Given task — Go through the entries and say how many lines contain the string "authentication". The number is the whole answer.
— START Data excerpts —
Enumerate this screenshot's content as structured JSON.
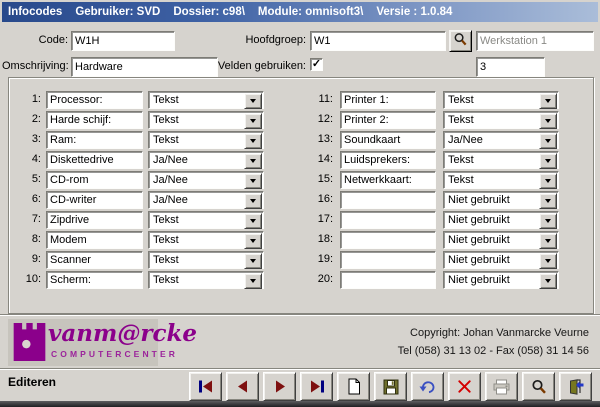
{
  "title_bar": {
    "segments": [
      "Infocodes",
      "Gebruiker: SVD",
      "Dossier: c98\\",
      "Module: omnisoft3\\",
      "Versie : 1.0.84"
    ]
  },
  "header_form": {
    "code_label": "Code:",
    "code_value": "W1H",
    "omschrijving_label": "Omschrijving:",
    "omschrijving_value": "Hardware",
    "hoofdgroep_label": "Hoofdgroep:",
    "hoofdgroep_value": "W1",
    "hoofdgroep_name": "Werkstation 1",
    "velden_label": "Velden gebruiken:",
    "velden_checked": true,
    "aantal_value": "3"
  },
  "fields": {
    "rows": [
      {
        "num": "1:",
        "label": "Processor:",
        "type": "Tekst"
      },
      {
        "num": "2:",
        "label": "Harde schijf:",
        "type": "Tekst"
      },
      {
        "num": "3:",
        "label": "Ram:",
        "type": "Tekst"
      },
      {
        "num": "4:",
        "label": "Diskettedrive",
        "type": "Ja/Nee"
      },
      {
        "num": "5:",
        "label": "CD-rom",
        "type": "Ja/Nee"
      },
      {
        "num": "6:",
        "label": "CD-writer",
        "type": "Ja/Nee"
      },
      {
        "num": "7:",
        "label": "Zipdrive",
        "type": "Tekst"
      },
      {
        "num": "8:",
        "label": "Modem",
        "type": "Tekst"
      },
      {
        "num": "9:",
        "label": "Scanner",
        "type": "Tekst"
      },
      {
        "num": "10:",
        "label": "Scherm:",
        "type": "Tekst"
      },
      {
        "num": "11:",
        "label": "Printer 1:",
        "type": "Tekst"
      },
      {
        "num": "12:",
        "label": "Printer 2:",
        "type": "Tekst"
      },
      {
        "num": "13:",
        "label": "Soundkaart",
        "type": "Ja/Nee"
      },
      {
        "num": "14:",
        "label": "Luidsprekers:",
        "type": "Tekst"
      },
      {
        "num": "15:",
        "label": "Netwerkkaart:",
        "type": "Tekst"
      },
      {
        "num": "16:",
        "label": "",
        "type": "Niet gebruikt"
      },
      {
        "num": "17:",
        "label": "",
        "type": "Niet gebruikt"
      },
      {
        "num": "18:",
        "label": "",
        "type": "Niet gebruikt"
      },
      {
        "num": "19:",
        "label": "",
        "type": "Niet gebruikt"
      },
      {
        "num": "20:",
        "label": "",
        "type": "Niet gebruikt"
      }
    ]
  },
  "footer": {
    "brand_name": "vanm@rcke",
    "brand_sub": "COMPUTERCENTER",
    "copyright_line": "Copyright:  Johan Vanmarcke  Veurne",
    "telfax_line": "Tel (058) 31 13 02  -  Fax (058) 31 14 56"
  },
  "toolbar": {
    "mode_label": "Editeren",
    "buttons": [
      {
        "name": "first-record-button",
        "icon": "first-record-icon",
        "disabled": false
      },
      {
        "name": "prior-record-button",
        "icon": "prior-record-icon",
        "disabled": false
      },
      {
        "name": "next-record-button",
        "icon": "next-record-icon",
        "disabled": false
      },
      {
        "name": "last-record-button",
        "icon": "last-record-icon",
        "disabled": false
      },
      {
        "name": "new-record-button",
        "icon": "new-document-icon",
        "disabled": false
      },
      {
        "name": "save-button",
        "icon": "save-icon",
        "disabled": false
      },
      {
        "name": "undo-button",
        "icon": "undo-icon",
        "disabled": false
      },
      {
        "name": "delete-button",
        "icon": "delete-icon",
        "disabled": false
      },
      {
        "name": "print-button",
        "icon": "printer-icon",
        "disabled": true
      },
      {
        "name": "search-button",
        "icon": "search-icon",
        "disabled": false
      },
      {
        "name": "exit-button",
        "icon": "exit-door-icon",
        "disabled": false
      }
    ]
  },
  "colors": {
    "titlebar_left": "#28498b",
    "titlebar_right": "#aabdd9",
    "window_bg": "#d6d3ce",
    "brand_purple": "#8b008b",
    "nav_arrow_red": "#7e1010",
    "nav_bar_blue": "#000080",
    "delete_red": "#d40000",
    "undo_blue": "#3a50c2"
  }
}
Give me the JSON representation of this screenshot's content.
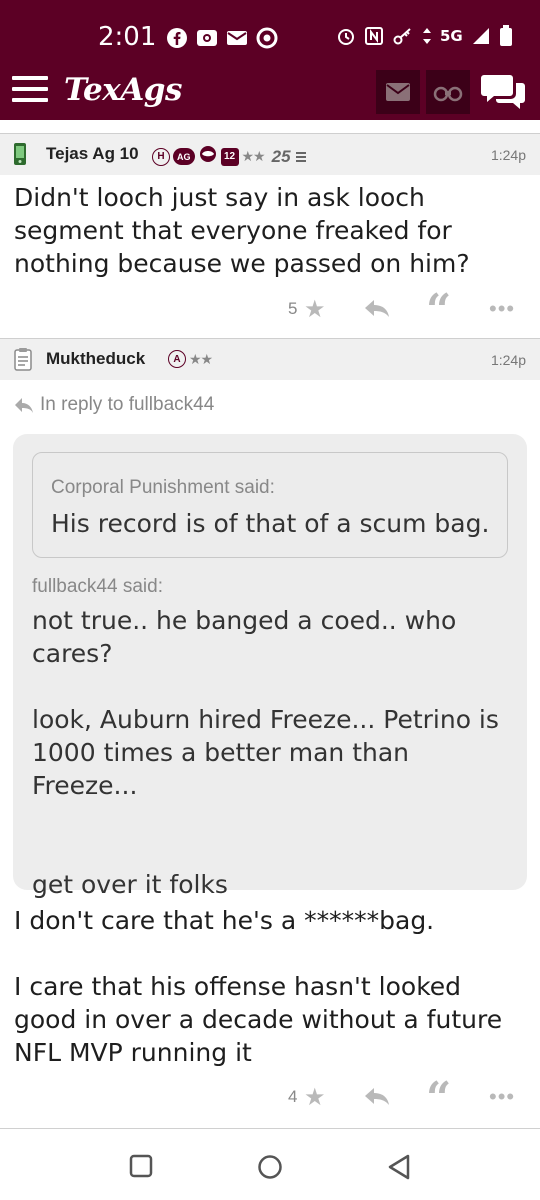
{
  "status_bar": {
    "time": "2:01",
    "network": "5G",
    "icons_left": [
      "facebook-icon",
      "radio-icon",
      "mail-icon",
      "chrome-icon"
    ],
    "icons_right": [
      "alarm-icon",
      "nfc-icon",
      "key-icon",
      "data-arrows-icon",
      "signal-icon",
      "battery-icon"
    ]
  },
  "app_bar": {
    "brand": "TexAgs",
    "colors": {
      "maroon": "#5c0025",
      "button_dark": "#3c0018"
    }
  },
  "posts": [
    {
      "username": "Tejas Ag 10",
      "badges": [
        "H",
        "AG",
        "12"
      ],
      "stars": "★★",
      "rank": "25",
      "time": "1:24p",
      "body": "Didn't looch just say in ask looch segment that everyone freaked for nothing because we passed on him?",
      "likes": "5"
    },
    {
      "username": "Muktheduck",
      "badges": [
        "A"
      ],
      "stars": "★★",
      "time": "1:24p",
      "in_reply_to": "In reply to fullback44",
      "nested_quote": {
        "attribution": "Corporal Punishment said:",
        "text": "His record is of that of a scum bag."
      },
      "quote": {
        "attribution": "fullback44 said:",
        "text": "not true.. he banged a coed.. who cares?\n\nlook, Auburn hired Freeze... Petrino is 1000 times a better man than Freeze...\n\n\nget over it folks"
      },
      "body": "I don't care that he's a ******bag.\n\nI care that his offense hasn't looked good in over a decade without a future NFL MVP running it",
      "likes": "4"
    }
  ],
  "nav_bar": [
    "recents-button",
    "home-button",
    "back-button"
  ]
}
— END Data excerpts —
— START Data excerpts —
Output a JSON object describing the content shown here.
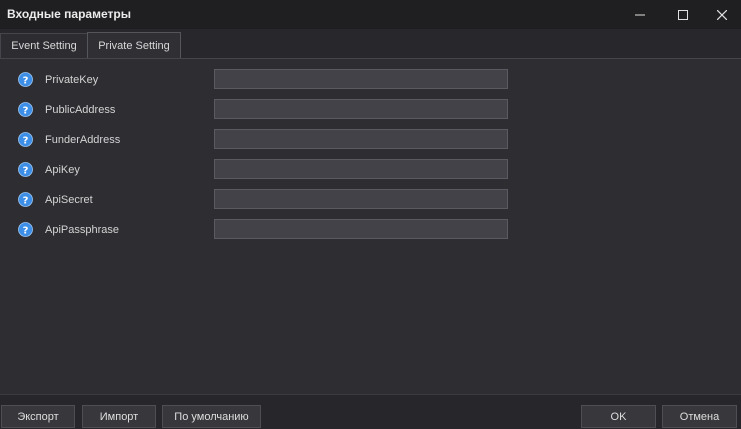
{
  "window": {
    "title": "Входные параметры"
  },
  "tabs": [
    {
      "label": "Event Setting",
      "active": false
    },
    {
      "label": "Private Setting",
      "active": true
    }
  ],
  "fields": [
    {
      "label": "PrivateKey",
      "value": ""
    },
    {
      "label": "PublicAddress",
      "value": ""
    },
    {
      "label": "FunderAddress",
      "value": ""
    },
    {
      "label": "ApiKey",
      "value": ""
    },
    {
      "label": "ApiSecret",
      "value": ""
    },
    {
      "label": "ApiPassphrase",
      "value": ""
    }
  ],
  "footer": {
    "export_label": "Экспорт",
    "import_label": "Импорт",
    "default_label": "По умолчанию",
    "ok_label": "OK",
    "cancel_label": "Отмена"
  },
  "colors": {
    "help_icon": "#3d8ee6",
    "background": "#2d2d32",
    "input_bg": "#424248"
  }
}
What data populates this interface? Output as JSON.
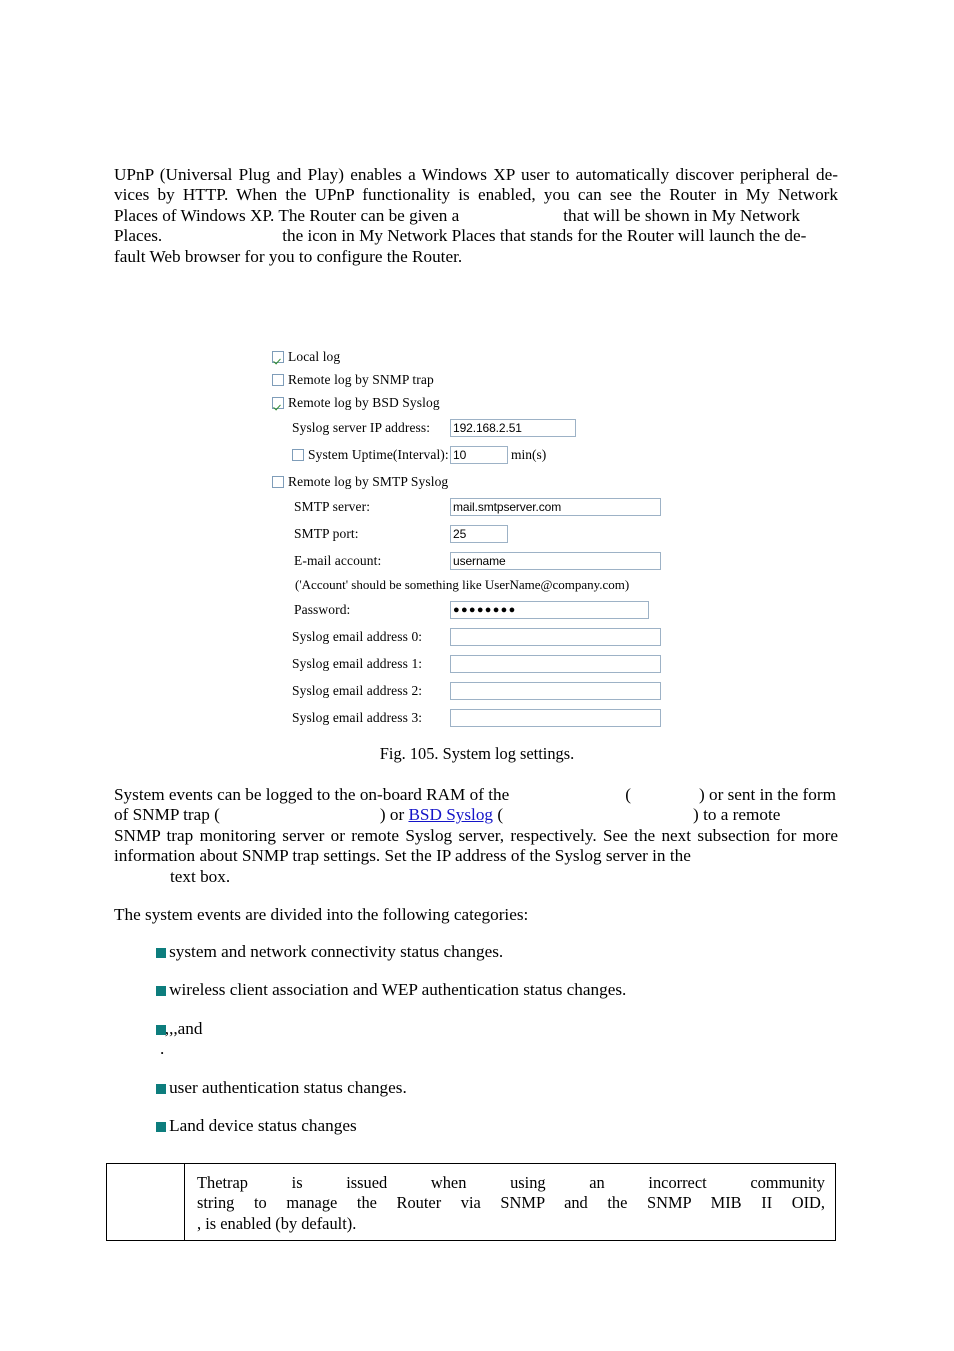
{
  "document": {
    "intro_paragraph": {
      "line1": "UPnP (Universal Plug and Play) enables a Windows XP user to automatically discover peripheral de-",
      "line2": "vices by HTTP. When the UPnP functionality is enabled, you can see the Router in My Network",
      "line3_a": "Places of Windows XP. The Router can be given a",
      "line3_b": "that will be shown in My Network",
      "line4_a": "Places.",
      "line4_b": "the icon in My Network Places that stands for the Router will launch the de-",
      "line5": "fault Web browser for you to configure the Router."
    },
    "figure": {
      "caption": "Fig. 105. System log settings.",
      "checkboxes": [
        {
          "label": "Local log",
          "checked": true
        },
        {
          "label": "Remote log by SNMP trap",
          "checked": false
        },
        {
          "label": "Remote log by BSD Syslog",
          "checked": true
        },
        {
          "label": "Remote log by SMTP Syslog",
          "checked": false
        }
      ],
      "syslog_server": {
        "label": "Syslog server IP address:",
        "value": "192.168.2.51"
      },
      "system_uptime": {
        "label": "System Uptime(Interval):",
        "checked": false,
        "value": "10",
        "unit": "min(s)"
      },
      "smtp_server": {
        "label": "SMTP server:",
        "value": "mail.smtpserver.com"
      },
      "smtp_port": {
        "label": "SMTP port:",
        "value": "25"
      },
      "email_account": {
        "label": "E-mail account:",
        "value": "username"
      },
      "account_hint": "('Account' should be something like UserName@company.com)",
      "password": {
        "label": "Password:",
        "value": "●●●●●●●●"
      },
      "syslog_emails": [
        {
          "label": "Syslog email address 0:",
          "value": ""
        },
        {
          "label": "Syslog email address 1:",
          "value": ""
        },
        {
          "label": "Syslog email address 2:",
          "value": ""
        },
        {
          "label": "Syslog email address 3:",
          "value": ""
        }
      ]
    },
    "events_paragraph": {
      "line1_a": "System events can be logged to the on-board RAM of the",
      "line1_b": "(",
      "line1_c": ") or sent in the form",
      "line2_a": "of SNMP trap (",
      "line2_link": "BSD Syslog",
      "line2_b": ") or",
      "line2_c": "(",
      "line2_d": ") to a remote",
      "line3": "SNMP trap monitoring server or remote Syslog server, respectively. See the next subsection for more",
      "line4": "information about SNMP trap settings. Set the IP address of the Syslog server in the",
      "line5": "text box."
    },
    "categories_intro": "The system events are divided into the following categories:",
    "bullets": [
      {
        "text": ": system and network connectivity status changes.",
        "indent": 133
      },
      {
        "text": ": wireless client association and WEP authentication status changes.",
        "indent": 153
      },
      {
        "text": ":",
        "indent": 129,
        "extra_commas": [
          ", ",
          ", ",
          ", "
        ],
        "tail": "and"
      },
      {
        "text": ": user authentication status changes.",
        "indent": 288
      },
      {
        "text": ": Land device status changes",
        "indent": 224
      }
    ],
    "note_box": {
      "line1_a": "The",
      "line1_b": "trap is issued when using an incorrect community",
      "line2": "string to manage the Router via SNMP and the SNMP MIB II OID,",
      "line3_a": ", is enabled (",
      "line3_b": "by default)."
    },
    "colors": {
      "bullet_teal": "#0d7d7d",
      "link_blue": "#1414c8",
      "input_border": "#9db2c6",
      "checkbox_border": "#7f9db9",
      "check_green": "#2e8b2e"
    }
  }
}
— END Data excerpts —
Written answer — 2